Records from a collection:
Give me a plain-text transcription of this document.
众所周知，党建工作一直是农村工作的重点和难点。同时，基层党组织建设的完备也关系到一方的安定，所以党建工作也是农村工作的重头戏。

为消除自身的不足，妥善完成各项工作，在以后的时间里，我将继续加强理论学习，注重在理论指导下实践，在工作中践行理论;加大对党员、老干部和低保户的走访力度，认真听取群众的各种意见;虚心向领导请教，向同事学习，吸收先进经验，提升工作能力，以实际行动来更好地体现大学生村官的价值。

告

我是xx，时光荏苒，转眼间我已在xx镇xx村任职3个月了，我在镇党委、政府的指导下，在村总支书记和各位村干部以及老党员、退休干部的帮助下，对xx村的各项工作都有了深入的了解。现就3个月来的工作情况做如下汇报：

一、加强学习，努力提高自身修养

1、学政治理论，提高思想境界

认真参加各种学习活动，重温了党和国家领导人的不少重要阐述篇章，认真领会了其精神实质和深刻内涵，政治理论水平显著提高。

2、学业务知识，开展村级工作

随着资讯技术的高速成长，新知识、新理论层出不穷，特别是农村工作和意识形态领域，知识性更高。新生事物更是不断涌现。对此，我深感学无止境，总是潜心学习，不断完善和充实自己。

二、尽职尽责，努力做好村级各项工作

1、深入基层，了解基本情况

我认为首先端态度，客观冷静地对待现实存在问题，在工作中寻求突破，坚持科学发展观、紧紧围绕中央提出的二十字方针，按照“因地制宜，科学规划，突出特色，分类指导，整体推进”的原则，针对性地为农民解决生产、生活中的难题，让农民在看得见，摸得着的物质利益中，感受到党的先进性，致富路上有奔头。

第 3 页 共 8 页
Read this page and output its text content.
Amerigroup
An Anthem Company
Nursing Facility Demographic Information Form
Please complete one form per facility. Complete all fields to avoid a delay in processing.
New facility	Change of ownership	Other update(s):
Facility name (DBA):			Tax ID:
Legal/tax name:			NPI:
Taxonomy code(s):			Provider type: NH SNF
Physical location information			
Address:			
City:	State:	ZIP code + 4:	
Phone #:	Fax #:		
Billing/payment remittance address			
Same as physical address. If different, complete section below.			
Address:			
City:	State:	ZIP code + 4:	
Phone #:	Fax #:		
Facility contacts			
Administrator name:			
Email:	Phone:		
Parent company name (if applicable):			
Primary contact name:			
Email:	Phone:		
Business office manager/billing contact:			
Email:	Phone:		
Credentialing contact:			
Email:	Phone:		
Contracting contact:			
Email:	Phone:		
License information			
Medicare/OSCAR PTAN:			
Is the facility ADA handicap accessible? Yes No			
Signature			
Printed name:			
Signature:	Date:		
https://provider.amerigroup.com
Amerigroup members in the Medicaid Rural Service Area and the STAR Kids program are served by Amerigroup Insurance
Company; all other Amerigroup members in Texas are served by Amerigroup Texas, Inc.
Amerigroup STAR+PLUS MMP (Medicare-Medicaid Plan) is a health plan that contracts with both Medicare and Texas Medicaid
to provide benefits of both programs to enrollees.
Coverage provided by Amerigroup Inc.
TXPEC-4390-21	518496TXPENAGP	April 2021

**TASK DIRECTIONS**: Set down, unchanged, the line that contains "Read this page and output its text content." together with every later line in the records, through the last one.

**OUTPUT FOR THIS EXERCISE**:
Read this page and output its text content.
Amerigroup
An Anthem Company
Nursing Facility Demographic Information Form
Please complete one form per facility. Complete all fields to avoid a delay in processing.
New facility	Change of ownership	Other update(s):
Facility name (DBA):			Tax ID:
Legal/tax name:			NPI:
Taxonomy code(s):			Provider type: NH SNF
Physical location information			
Address:			
City:	State:	ZIP code + 4:	
Phone #:	Fax #:		
Billing/payment remittance address			
Same as physical address. If different, complete section below.			
Address:			
City:	State:	ZIP code + 4:	
Phone #:	Fax #:		
Facility contacts			
Administrator name:			
Email:	Phone:		
Parent company name (if applicable):			
Primary contact name:			
Email:	Phone:		
Business office manager/billing contact:			
Email:	Phone:		
Credentialing contact:			
Email:	Phone:		
Contracting contact:			
Email:	Phone:		
License information			
Medicare/OSCAR PTAN:			
Is the facility ADA handicap accessible? Yes No			
Signature			
Printed name:			
Signature:	Date:		
https://provider.amerigroup.com
Amerigroup members in the Medicaid Rural Service Area and the STAR Kids program are served by Amerigroup Insurance
Company; all other Amerigroup members in Texas are served by Amerigroup Texas, Inc.
Amerigroup STAR+PLUS MMP (Medicare-Medicaid Plan) is a health plan that contracts with both Medicare and Texas Medicaid
to provide benefits of both programs to enrollees.
Coverage provided by Amerigroup Inc.
TXPEC-4390-21	518496TXPENAGP	April 2021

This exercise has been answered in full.